### WHAT IS NEEDED
Transcribe each entry below exactly. Pictures do not go in the copy.

### DATA SHOWN
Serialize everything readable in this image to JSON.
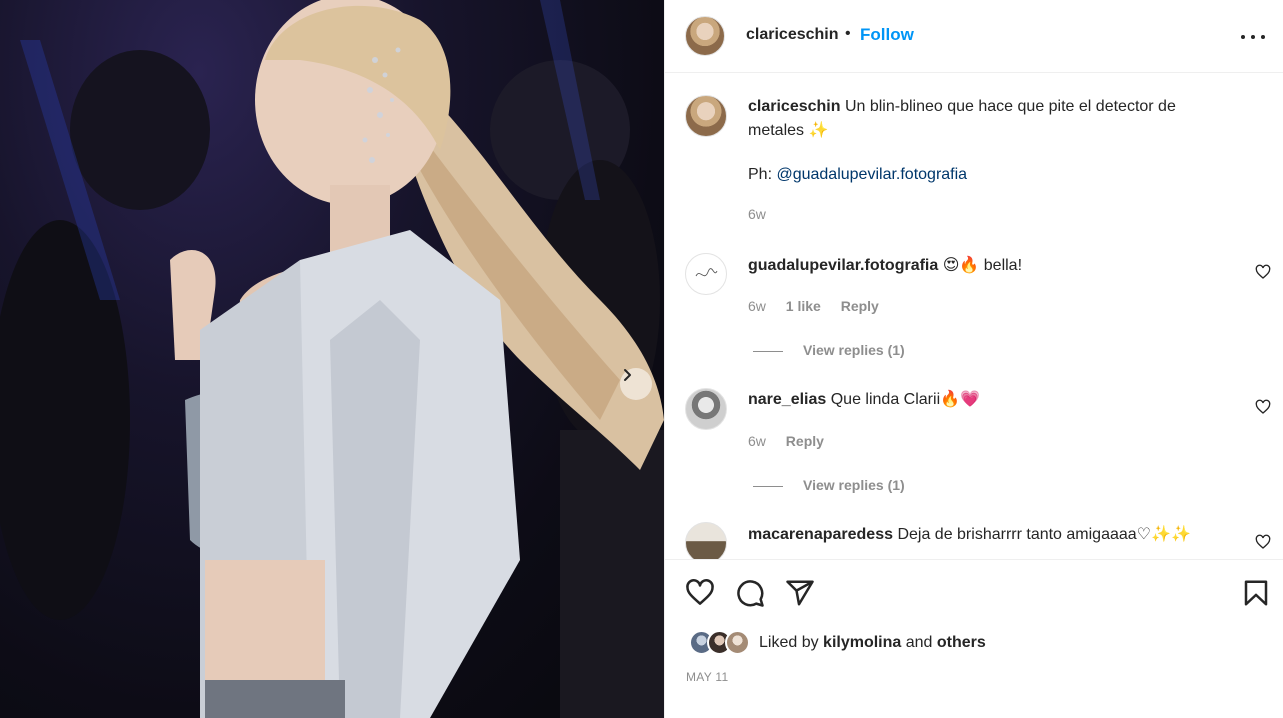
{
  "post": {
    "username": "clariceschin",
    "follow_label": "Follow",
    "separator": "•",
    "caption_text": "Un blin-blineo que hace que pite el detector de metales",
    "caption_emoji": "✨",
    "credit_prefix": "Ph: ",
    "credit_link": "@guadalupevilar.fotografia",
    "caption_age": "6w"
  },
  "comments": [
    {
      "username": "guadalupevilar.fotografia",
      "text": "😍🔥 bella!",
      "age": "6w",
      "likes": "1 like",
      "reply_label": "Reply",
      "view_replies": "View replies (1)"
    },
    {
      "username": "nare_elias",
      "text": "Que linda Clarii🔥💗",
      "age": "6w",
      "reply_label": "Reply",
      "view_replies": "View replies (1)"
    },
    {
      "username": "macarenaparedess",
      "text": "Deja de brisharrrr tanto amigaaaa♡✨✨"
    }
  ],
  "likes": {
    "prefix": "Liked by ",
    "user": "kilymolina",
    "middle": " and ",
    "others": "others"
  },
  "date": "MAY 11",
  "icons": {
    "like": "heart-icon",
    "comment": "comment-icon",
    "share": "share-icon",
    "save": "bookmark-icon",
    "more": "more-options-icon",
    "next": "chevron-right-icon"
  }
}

### ANSWER TO THE EXERCISE
Serialize everything readable in this image to JSON.
{
  "post": {
    "username": "clariceschin",
    "follow_label": "Follow",
    "separator": "•",
    "caption_text": "Un blin-blineo que hace que pite el detector de metales",
    "caption_emoji": "✨",
    "credit_prefix": "Ph: ",
    "credit_link": "@guadalupevilar.fotografia",
    "caption_age": "6w"
  },
  "comments": [
    {
      "username": "guadalupevilar.fotografia",
      "text": "😍🔥 bella!",
      "age": "6w",
      "likes": "1 like",
      "reply_label": "Reply",
      "view_replies": "View replies (1)"
    },
    {
      "username": "nare_elias",
      "text": "Que linda Clarii🔥💗",
      "age": "6w",
      "reply_label": "Reply",
      "view_replies": "View replies (1)"
    },
    {
      "username": "macarenaparedess",
      "text": "Deja de brisharrrr tanto amigaaaa♡✨✨"
    }
  ],
  "likes": {
    "prefix": "Liked by ",
    "user": "kilymolina",
    "middle": " and ",
    "others": "others"
  },
  "date": "MAY 11",
  "icons": {
    "like": "heart-icon",
    "comment": "comment-icon",
    "share": "share-icon",
    "save": "bookmark-icon",
    "more": "more-options-icon",
    "next": "chevron-right-icon"
  }
}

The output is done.